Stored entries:
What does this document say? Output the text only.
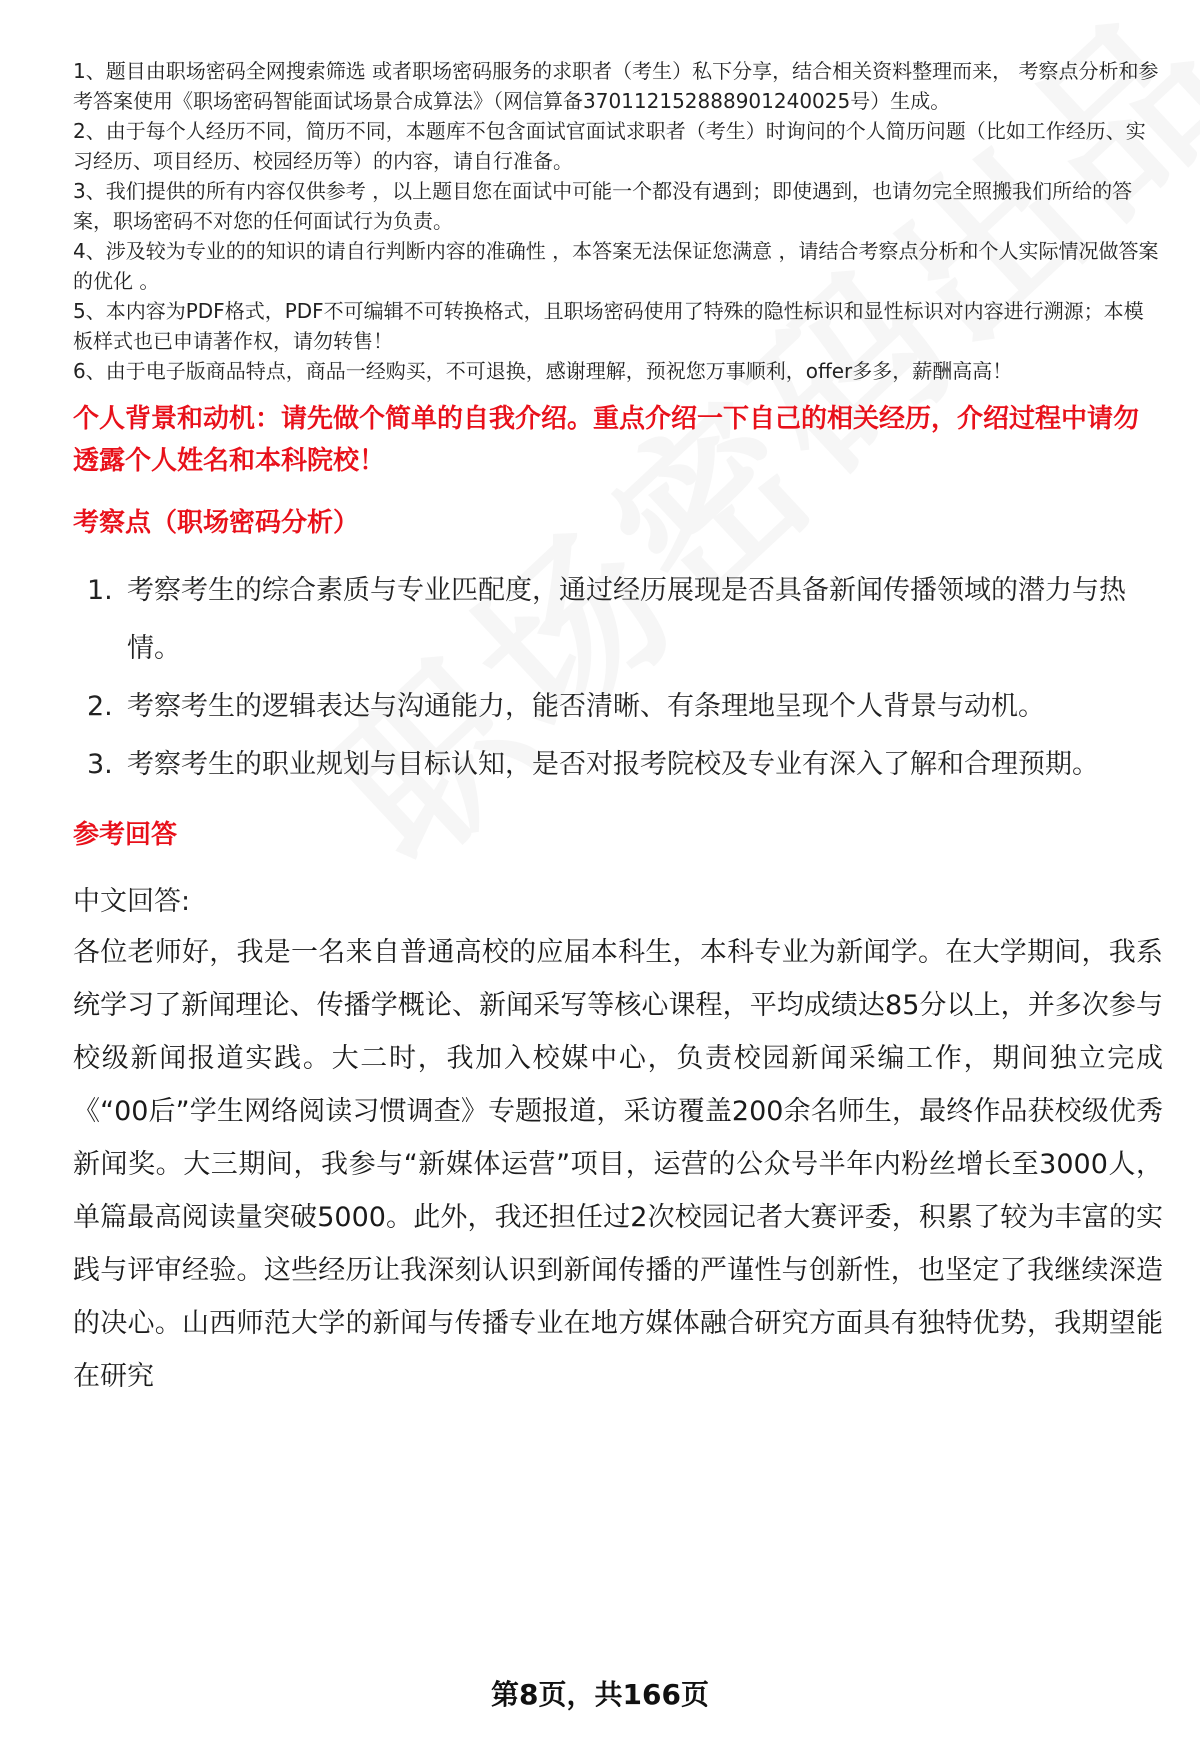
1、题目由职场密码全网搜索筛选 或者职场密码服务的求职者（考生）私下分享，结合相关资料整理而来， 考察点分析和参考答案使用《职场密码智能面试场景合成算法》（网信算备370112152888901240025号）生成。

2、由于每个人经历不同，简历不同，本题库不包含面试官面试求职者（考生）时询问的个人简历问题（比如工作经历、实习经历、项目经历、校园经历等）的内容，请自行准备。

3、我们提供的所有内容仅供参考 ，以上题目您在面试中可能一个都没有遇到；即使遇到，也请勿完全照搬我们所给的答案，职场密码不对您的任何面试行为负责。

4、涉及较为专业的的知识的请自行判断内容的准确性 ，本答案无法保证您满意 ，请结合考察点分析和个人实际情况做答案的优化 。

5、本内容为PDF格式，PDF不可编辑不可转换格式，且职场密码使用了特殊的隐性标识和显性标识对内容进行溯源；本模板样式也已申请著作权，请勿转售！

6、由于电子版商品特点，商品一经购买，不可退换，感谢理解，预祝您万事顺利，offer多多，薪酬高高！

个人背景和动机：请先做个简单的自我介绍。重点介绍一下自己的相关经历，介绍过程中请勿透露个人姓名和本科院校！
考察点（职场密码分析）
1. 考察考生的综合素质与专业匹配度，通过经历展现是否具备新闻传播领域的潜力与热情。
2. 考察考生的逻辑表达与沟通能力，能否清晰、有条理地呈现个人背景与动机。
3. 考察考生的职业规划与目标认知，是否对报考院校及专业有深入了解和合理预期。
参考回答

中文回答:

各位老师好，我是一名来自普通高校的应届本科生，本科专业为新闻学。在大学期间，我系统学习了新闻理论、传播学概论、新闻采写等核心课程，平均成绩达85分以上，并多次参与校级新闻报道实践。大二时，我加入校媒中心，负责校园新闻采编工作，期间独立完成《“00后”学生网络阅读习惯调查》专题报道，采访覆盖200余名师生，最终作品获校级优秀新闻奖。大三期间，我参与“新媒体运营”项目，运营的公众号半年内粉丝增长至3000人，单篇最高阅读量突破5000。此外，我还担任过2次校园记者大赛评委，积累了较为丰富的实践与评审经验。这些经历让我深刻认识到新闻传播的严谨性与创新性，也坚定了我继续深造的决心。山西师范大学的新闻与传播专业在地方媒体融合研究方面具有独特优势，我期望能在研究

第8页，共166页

- **Given instruction**: Omit the pictures and reproduce the listing exactly.

- **Right answer**:
What does this document say? Output the text only.
1、题目由职场密码全网搜索筛选 或者职场密码服务的求职者（考生）私下分享，结合相关资料整理而来， 考察点分析和参考答案使用《职场密码智能面试场景合成算法》（网信算备370112152888901240025号）生成。

2、由于每个人经历不同，简历不同，本题库不包含面试官面试求职者（考生）时询问的个人简历问题（比如工作经历、实习经历、项目经历、校园经历等）的内容，请自行准备。

3、我们提供的所有内容仅供参考 ，以上题目您在面试中可能一个都没有遇到；即使遇到，也请勿完全照搬我们所给的答案，职场密码不对您的任何面试行为负责。

4、涉及较为专业的的知识的请自行判断内容的准确性 ，本答案无法保证您满意 ，请结合考察点分析和个人实际情况做答案的优化 。

5、本内容为PDF格式，PDF不可编辑不可转换格式，且职场密码使用了特殊的隐性标识和显性标识对内容进行溯源；本模板样式也已申请著作权，请勿转售！

6、由于电子版商品特点，商品一经购买，不可退换，感谢理解，预祝您万事顺利，offer多多，薪酬高高！

个人背景和动机：请先做个简单的自我介绍。重点介绍一下自己的相关经历，介绍过程中请勿透露个人姓名和本科院校！
考察点（职场密码分析）
1. 考察考生的综合素质与专业匹配度，通过经历展现是否具备新闻传播领域的潜力与热情。
2. 考察考生的逻辑表达与沟通能力，能否清晰、有条理地呈现个人背景与动机。
3. 考察考生的职业规划与目标认知，是否对报考院校及专业有深入了解和合理预期。
参考回答

中文回答:

各位老师好，我是一名来自普通高校的应届本科生，本科专业为新闻学。在大学期间，我系统学习了新闻理论、传播学概论、新闻采写等核心课程，平均成绩达85分以上，并多次参与校级新闻报道实践。大二时，我加入校媒中心，负责校园新闻采编工作，期间独立完成《“00后”学生网络阅读习惯调查》专题报道，采访覆盖200余名师生，最终作品获校级优秀新闻奖。大三期间，我参与“新媒体运营”项目，运营的公众号半年内粉丝增长至3000人，单篇最高阅读量突破5000。此外，我还担任过2次校园记者大赛评委，积累了较为丰富的实践与评审经验。这些经历让我深刻认识到新闻传播的严谨性与创新性，也坚定了我继续深造的决心。山西师范大学的新闻与传播专业在地方媒体融合研究方面具有独特优势，我期望能在研究

第8页，共166页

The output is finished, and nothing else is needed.